* Begin *

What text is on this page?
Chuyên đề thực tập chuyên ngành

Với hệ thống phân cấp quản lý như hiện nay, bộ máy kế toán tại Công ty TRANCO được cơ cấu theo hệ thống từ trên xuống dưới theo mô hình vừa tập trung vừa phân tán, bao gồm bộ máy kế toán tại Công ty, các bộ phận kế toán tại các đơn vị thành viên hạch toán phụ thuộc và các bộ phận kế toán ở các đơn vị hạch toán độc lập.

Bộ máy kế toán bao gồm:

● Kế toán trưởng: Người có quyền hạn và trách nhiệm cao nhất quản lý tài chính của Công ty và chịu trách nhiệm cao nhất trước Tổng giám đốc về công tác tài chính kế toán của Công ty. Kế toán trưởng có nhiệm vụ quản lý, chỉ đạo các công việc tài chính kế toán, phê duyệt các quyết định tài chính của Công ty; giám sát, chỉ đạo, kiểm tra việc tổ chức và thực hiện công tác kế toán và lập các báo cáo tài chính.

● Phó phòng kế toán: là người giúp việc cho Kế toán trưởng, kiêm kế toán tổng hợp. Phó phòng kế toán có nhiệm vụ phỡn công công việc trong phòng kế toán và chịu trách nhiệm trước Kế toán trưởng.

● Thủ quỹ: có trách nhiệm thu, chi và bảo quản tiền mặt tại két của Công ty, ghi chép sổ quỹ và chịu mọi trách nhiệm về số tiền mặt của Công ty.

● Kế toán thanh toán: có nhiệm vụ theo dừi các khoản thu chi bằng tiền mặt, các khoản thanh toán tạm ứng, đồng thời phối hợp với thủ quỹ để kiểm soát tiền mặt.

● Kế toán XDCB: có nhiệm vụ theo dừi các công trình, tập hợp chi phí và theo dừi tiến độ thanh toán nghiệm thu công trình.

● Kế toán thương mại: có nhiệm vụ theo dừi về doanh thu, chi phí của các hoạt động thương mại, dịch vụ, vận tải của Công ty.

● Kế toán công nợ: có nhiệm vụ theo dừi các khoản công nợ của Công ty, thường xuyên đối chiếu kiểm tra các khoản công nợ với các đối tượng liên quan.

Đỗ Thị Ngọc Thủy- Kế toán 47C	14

* End *

## WHAT THIS TASK INVOLVES
Of the lines in this listing, report how many contain the string "thanh", and give the number only.

## REPLY TO THE TASK
2